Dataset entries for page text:
[Start of section]
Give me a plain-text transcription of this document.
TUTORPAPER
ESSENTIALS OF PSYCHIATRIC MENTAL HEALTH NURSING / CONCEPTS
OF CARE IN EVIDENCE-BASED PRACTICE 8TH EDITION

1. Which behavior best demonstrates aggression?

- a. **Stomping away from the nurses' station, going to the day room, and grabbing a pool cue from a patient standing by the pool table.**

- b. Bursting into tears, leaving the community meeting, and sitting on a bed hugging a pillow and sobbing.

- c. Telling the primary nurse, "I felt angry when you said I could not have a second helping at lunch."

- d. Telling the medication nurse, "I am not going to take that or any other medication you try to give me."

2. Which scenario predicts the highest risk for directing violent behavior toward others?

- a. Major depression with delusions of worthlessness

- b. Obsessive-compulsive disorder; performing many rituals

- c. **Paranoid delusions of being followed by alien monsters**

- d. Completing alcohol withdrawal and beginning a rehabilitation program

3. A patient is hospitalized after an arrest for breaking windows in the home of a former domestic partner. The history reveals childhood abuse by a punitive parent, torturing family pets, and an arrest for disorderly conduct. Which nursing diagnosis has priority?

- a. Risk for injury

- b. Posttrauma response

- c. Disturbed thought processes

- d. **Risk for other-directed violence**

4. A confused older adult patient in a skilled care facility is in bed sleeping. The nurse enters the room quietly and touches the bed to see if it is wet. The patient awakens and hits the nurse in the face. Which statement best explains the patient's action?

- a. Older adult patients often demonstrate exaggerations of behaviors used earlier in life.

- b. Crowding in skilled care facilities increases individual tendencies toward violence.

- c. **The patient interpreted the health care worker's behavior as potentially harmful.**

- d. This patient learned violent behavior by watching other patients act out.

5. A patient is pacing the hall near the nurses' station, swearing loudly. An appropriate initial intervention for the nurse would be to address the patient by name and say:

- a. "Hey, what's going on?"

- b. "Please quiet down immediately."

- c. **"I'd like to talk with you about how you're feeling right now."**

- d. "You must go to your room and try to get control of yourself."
[End of section]
Your answer should consist of each line of the data above in which the word "station" occurs.

- a. **Stomping away from the nurses' station, going to the day room, and grabbing a pool cue from a patient standing by the pool table.**
5. A patient is pacing the hall near the nurses' station, swearing loudly. An appropriate initial intervention for the nurse would be to address the patient by name and say:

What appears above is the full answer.